* WHAT YOU WILL DO: Reproduce the closing part of the entries exactly: the line with "What's the underlying" and all lines after it, ending with the last line, and nothing else.
Begin PROVIDED DATA
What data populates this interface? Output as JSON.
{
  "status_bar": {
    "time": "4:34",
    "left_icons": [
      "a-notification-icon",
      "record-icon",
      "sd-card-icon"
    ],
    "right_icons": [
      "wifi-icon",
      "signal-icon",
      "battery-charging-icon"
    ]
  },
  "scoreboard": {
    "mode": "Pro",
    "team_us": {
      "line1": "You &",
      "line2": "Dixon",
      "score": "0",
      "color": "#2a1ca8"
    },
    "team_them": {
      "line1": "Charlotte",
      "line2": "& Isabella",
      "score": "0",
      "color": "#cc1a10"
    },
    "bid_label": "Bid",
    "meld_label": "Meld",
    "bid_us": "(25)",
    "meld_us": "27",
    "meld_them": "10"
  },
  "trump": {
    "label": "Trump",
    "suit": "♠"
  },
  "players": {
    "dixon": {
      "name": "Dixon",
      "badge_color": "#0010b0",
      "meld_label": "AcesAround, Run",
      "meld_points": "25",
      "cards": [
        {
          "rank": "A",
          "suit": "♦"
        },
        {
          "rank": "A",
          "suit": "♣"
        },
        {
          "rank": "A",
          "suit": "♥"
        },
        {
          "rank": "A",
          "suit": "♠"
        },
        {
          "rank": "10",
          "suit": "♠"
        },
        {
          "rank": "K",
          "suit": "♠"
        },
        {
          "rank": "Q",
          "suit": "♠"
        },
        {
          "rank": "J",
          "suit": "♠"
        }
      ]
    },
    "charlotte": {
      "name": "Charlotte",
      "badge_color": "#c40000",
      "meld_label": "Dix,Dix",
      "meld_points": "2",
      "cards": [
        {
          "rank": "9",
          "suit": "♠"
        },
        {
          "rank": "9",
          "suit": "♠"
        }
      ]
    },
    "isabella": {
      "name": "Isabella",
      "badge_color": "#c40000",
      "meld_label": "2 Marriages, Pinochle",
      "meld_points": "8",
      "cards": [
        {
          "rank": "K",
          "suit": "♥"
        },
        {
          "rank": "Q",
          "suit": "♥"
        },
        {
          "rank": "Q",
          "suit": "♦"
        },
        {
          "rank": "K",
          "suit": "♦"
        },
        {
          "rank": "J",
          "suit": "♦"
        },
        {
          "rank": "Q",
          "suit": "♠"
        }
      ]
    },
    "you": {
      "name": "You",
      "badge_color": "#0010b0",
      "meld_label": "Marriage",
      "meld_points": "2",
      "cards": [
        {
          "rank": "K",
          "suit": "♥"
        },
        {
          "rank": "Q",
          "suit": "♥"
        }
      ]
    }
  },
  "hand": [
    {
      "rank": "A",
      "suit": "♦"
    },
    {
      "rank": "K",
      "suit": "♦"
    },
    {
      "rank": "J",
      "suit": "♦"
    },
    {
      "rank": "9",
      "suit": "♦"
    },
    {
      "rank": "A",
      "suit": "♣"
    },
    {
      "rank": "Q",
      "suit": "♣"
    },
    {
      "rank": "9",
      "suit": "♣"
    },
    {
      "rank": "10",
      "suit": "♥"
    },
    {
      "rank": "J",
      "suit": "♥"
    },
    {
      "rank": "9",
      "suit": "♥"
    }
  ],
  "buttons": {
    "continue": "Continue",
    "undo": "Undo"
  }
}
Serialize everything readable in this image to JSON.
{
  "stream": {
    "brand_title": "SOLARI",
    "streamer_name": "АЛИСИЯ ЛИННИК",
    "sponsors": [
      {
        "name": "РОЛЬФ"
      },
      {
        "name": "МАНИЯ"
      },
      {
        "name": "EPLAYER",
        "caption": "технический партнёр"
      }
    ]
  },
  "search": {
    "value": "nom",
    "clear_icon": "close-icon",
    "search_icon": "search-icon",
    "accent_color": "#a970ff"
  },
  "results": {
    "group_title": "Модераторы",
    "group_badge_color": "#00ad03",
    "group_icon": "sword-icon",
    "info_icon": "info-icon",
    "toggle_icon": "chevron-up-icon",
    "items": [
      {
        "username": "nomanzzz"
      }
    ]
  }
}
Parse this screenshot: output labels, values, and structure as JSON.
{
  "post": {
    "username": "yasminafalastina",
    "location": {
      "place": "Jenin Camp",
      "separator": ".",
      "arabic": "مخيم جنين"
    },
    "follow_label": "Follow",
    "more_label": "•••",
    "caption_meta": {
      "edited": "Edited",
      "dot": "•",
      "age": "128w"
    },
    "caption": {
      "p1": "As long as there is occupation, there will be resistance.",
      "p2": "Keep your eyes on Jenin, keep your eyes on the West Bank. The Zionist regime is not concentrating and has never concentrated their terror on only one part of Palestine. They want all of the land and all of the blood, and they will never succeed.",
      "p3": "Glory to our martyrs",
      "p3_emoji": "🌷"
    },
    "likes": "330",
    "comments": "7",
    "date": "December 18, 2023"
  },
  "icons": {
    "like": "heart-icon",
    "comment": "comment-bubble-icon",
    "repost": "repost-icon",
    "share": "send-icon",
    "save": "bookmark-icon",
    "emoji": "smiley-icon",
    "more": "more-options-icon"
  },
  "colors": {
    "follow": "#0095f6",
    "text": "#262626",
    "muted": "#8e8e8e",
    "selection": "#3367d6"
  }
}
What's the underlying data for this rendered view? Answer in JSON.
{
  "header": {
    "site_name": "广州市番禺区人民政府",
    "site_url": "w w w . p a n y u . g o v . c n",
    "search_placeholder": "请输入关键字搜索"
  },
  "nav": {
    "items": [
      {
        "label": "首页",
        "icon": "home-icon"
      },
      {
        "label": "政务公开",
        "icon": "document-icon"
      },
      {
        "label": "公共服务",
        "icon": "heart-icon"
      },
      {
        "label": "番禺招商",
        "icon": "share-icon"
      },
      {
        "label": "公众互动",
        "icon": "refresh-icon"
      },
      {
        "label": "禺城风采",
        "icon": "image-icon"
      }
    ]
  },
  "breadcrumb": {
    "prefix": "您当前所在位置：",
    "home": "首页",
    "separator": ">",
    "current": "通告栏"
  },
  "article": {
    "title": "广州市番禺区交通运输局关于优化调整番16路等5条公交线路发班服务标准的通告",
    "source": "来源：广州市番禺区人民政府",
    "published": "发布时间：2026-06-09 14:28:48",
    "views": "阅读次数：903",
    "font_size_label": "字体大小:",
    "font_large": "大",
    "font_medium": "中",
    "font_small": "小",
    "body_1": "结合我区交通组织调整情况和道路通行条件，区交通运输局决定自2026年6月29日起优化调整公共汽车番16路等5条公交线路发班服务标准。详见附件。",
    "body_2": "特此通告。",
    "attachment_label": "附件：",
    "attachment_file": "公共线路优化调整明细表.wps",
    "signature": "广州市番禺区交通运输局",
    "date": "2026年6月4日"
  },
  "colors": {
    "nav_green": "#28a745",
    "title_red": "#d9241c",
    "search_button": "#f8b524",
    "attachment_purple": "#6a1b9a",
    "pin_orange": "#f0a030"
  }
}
End PROVIDED DATA
* EXERCISE OUTPUT:
What's the underlying data for this rendered view? Answer in JSON.
{
  "header": {
    "site_name": "广州市番禺区人民政府",
    "site_url": "w w w . p a n y u . g o v . c n",
    "search_placeholder": "请输入关键字搜索"
  },
  "nav": {
    "items": [
      {
        "label": "首页",
        "icon": "home-icon"
      },
      {
        "label": "政务公开",
        "icon": "document-icon"
      },
      {
        "label": "公共服务",
        "icon": "heart-icon"
      },
      {
        "label": "番禺招商",
        "icon": "share-icon"
      },
      {
        "label": "公众互动",
        "icon": "refresh-icon"
      },
      {
        "label": "禺城风采",
        "icon": "image-icon"
      }
    ]
  },
  "breadcrumb": {
    "prefix": "您当前所在位置：",
    "home": "首页",
    "separator": ">",
    "current": "通告栏"
  },
  "article": {
    "title": "广州市番禺区交通运输局关于优化调整番16路等5条公交线路发班服务标准的通告",
    "source": "来源：广州市番禺区人民政府",
    "published": "发布时间：2026-06-09 14:28:48",
    "views": "阅读次数：903",
    "font_size_label": "字体大小:",
    "font_large": "大",
    "font_medium": "中",
    "font_small": "小",
    "body_1": "结合我区交通组织调整情况和道路通行条件，区交通运输局决定自2026年6月29日起优化调整公共汽车番16路等5条公交线路发班服务标准。详见附件。",
    "body_2": "特此通告。",
    "attachment_label": "附件：",
    "attachment_file": "公共线路优化调整明细表.wps",
    "signature": "广州市番禺区交通运输局",
    "date": "2026年6月4日"
  },
  "colors": {
    "nav_green": "#28a745",
    "title_red": "#d9241c",
    "search_button": "#f8b524",
    "attachment_purple": "#6a1b9a",
    "pin_orange": "#f0a030"
  }
}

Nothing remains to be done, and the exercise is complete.